> _Task details_: Search the material below for the word "Monitorização" and copy every line in which it occurs.

> _Supplied entries_:
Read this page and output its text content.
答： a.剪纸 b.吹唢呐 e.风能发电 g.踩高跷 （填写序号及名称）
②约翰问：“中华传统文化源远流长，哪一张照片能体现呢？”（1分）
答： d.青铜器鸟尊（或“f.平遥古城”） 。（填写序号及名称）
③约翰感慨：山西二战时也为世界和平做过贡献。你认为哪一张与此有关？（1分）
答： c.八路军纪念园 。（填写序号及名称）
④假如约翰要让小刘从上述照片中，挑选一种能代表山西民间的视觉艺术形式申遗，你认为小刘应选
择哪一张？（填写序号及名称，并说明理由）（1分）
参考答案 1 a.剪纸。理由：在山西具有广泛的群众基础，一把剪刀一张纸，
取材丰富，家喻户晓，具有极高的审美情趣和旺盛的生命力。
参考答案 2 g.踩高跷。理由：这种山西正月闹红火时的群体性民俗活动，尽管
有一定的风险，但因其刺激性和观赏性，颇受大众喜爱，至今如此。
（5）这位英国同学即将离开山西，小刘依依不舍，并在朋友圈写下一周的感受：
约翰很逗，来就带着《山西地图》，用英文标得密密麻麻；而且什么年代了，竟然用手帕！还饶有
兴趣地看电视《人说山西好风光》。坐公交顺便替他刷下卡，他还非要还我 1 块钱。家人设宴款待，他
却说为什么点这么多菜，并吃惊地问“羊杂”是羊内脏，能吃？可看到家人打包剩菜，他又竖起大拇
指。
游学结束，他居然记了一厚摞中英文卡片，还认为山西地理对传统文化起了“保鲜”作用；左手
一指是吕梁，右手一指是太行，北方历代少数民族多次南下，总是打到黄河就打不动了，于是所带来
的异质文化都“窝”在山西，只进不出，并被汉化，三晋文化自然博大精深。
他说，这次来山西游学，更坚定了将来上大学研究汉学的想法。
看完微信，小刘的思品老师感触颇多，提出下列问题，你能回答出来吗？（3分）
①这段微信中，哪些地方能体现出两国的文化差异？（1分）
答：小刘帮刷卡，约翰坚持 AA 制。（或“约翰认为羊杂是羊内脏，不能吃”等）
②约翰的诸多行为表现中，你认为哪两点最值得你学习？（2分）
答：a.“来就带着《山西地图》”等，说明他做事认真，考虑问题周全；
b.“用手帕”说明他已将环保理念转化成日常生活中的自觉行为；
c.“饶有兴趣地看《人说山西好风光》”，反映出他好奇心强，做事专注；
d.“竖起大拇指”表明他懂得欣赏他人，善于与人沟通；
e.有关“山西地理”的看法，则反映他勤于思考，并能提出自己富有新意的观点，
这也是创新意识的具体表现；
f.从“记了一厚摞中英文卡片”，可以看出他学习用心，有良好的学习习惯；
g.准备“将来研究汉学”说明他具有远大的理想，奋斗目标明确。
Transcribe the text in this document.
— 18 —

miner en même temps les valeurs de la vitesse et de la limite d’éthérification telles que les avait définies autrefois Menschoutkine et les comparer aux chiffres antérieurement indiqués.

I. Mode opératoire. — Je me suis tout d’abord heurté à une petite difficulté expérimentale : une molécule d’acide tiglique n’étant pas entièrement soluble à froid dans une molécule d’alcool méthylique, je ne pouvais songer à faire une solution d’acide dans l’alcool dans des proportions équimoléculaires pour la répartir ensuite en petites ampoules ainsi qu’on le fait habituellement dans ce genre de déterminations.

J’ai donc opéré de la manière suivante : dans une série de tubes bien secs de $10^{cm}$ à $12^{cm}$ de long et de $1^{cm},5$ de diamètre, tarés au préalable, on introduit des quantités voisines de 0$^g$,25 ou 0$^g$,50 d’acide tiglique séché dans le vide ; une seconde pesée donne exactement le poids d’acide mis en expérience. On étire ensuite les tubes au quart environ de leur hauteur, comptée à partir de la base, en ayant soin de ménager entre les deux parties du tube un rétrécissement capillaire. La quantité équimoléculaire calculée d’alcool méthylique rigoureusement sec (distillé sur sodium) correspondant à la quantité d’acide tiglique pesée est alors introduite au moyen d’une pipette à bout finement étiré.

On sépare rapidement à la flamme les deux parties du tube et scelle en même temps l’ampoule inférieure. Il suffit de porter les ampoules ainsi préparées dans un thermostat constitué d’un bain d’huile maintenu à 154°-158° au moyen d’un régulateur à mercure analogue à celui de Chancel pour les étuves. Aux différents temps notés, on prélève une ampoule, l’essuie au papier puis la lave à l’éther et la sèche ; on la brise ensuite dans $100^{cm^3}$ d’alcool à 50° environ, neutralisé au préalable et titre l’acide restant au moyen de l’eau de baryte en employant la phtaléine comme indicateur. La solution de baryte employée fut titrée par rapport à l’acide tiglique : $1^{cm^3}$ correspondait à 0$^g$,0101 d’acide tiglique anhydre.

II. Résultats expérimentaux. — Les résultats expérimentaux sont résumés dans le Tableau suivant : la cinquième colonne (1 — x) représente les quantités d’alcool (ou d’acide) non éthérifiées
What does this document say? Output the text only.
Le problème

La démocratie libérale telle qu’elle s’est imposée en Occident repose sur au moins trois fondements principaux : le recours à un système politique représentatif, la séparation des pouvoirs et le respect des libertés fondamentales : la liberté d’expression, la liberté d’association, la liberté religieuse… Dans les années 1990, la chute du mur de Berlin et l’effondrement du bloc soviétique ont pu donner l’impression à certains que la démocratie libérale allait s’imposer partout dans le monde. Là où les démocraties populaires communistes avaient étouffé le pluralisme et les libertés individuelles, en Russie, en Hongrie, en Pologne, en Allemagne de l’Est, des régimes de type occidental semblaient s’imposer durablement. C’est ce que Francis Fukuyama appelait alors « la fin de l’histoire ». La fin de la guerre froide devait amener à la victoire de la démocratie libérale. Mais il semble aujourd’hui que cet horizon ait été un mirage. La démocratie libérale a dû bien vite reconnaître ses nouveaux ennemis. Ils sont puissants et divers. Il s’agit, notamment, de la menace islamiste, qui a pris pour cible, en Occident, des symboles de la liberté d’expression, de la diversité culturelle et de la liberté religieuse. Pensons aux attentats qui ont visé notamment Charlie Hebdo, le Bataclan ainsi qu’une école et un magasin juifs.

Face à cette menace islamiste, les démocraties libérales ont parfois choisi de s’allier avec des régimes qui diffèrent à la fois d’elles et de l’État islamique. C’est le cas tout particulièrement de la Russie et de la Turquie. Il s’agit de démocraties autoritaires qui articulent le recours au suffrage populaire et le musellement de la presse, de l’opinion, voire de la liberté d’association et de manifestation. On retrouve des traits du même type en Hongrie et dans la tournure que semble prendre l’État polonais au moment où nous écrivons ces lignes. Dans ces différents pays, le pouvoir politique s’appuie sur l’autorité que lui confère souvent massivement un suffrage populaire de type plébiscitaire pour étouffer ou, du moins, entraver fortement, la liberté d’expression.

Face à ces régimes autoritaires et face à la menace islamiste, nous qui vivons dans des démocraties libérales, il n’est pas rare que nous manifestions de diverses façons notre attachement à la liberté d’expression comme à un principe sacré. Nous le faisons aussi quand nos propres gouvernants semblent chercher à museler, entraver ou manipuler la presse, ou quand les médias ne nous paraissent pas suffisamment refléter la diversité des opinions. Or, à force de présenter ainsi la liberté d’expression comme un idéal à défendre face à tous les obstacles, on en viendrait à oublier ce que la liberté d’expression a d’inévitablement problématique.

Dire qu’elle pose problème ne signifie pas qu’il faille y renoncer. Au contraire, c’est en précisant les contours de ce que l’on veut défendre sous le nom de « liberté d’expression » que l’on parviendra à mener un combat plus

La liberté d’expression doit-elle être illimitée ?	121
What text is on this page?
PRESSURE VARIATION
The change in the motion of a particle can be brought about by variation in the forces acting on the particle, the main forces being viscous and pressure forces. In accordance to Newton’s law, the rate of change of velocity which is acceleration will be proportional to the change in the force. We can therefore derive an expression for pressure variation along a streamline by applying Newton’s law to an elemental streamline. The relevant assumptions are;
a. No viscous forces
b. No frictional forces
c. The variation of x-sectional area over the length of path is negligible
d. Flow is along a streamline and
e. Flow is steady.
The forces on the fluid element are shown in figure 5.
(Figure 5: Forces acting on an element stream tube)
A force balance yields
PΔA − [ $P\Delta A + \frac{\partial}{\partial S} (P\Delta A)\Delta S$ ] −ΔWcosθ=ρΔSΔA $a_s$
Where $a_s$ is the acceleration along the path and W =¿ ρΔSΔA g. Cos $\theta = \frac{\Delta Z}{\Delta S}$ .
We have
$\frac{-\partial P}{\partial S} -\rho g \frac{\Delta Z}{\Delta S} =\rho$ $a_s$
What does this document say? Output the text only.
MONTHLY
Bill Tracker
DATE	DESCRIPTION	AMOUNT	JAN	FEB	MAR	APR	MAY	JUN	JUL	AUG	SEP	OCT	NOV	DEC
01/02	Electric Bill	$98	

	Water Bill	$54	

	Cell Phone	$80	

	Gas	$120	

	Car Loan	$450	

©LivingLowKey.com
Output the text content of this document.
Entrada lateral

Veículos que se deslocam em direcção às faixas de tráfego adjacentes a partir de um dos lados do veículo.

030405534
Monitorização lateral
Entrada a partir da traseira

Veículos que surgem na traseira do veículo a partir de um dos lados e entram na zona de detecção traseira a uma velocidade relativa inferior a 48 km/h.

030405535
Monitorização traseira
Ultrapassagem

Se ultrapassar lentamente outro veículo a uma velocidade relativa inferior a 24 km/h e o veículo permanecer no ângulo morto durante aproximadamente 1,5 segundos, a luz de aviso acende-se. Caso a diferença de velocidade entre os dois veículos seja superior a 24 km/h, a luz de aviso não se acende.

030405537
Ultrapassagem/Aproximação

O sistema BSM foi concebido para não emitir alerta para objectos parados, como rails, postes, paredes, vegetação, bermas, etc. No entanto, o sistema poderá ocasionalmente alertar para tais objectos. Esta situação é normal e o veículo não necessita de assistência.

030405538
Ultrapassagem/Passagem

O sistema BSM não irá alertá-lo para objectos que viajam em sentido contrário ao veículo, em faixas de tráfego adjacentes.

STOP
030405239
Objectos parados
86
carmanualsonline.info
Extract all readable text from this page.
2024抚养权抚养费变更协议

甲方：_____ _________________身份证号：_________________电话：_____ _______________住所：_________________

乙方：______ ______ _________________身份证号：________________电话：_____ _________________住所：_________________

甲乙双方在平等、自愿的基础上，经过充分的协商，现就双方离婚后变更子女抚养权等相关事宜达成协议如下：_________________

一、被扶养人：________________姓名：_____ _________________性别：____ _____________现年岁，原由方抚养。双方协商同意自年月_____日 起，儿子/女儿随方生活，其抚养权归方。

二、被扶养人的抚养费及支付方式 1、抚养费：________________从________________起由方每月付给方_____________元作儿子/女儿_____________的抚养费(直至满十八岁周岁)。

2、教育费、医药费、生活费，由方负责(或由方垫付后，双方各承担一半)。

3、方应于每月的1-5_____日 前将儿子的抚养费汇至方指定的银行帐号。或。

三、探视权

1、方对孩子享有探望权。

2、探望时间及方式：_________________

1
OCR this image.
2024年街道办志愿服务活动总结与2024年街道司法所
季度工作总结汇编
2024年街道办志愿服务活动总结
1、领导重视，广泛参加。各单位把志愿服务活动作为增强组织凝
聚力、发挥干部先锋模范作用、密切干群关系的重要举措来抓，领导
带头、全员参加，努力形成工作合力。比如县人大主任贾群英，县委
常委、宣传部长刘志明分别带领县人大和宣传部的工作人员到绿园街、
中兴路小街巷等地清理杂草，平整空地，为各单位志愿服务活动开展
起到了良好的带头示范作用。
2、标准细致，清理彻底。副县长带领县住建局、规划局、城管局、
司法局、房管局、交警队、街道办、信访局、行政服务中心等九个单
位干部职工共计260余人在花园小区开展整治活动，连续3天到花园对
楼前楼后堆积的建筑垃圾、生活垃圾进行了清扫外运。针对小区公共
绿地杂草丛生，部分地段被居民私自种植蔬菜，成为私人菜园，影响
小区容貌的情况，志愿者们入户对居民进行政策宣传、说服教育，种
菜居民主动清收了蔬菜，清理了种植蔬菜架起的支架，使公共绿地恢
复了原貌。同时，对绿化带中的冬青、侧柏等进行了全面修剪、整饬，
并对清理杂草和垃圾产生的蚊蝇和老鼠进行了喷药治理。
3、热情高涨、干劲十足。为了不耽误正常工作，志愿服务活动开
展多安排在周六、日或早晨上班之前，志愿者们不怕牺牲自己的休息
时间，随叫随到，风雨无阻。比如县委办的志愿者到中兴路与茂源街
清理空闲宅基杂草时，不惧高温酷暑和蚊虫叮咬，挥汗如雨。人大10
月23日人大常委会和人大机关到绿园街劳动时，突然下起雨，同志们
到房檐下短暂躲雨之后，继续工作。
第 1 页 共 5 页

> _Finished answer_:
Monitorização lateral
Monitorização traseira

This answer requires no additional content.